Count every line where "传统舞蹈" shows up, and give that number only.

- **SUPPLIED DATA**:
========

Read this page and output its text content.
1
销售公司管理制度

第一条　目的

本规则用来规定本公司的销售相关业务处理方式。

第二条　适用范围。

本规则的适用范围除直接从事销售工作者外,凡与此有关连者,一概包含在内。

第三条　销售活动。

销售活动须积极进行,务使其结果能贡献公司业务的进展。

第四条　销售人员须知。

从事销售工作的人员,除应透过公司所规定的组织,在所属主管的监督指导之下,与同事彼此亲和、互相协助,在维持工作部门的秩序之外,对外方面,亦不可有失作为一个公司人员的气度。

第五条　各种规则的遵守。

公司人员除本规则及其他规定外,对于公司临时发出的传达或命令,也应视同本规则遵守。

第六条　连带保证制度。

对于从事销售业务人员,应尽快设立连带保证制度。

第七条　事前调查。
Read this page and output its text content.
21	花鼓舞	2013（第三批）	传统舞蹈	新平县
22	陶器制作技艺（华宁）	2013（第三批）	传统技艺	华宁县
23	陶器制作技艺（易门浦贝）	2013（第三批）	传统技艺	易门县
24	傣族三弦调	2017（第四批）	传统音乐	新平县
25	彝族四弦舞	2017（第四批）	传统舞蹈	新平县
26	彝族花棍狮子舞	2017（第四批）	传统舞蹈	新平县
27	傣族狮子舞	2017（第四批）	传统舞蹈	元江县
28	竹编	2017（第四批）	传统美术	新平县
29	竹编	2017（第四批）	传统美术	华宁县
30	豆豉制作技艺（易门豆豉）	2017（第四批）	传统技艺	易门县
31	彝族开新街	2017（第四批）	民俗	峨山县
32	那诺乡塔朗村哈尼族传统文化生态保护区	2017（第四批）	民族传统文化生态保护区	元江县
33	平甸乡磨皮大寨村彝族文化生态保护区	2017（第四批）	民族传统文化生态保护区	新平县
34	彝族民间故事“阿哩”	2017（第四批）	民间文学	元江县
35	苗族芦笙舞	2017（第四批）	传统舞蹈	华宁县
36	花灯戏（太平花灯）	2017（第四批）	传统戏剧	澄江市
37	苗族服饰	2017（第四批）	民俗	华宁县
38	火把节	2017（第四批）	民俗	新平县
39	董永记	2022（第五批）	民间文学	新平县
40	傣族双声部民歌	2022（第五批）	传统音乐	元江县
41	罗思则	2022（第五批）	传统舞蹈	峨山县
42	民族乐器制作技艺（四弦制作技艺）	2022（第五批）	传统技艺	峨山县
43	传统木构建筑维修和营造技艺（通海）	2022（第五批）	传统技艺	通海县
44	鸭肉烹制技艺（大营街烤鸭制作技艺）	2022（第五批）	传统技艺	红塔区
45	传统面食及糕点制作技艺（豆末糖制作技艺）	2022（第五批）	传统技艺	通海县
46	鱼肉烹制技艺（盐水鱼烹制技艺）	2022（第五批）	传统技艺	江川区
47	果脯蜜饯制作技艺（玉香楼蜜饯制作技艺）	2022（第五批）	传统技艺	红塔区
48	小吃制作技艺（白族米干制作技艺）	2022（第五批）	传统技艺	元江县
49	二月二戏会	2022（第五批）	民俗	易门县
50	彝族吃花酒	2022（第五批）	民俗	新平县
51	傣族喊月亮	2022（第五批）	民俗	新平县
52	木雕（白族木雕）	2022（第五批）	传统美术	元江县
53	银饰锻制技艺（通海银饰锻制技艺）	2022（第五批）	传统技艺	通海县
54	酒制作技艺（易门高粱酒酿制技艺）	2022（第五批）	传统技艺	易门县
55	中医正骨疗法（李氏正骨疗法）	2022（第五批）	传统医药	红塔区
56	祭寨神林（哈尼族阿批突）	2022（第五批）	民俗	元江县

========

- **RESPONSE FOR THIS EXERCISE**: 6